_EXERCISE REQUIREMENTS_. For each line that holds "information", copy the line out.
======== SUPPLIED RECORDS
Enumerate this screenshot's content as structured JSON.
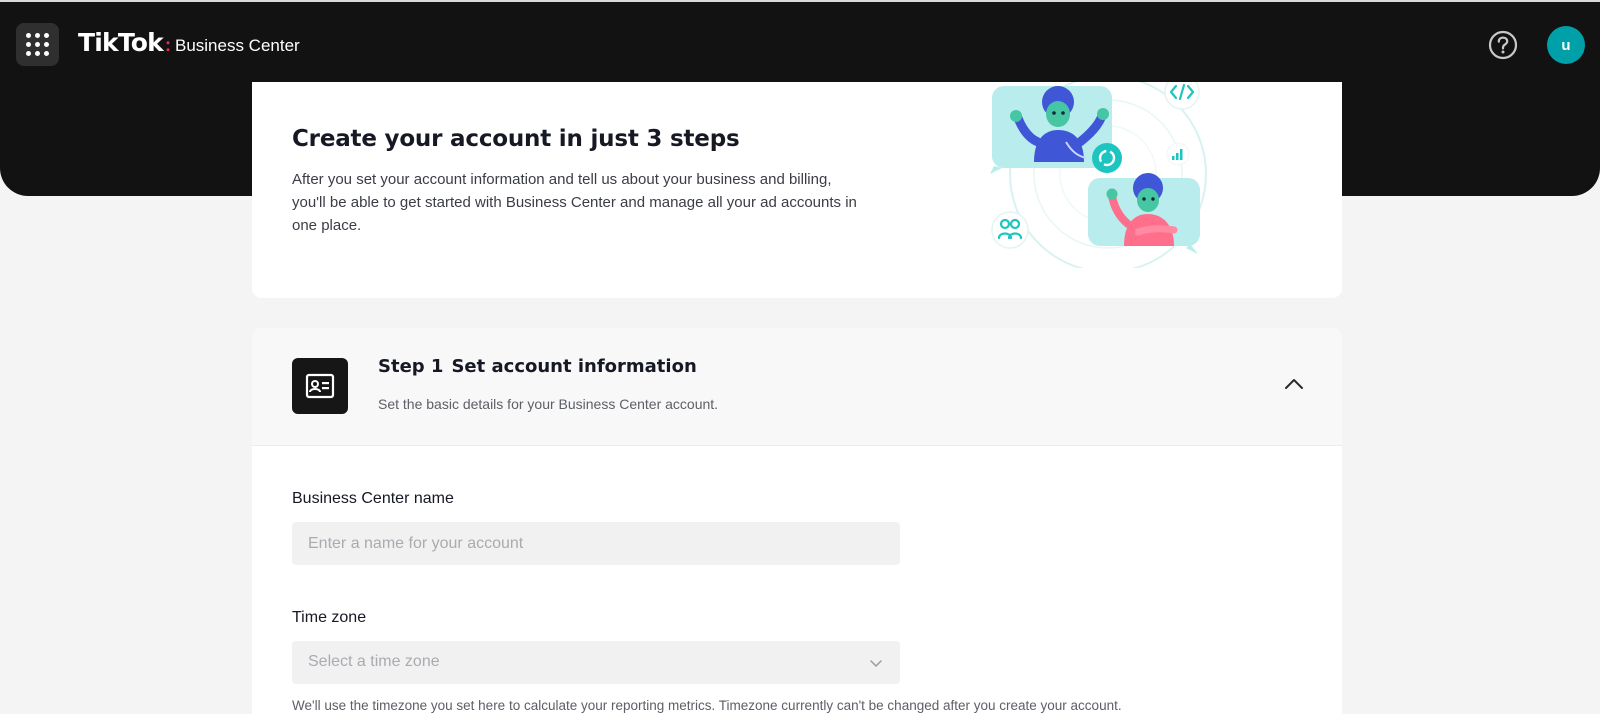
{
  "header": {
    "logo_wordmark": "TikTok",
    "logo_separator": ":",
    "logo_product": "Business Center",
    "avatar_initial": "u"
  },
  "intro": {
    "title": "Create your account in just 3 steps",
    "description": "After you set your account information and tell us about your business and billing, you'll be able to get started with Business Center and manage all your ad accounts in one place."
  },
  "step1": {
    "step_label": "Step 1",
    "title": "Set account information",
    "subtitle": "Set the basic details for your Business Center account.",
    "fields": {
      "name_label": "Business Center name",
      "name_placeholder": "Enter a name for your account",
      "name_value": "",
      "timezone_label": "Time zone",
      "timezone_placeholder": "Select a time zone",
      "timezone_hint": "We'll use the timezone you set here to calculate your reporting metrics. Timezone currently can't be changed after you create your account."
    }
  },
  "colors": {
    "topbar_bg": "#121212",
    "page_bg": "#f4f4f4",
    "avatar_bg": "#00a0a8",
    "logo_accent": "#fe2c55",
    "accent_teal": "#1ec5c0"
  },
  "icons": {
    "apps": "grid-dots-icon",
    "help": "question-circle-icon",
    "step1": "id-card-icon",
    "collapse": "chevron-up-icon",
    "select": "chevron-down-icon"
  }
}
================
_CORRECT RESULT_.
    "description": "After you set your account information and tell us about your business and billing, you'll be able to get started with Business Center and manage all your ad accounts in one place."
    "title": "Set account information",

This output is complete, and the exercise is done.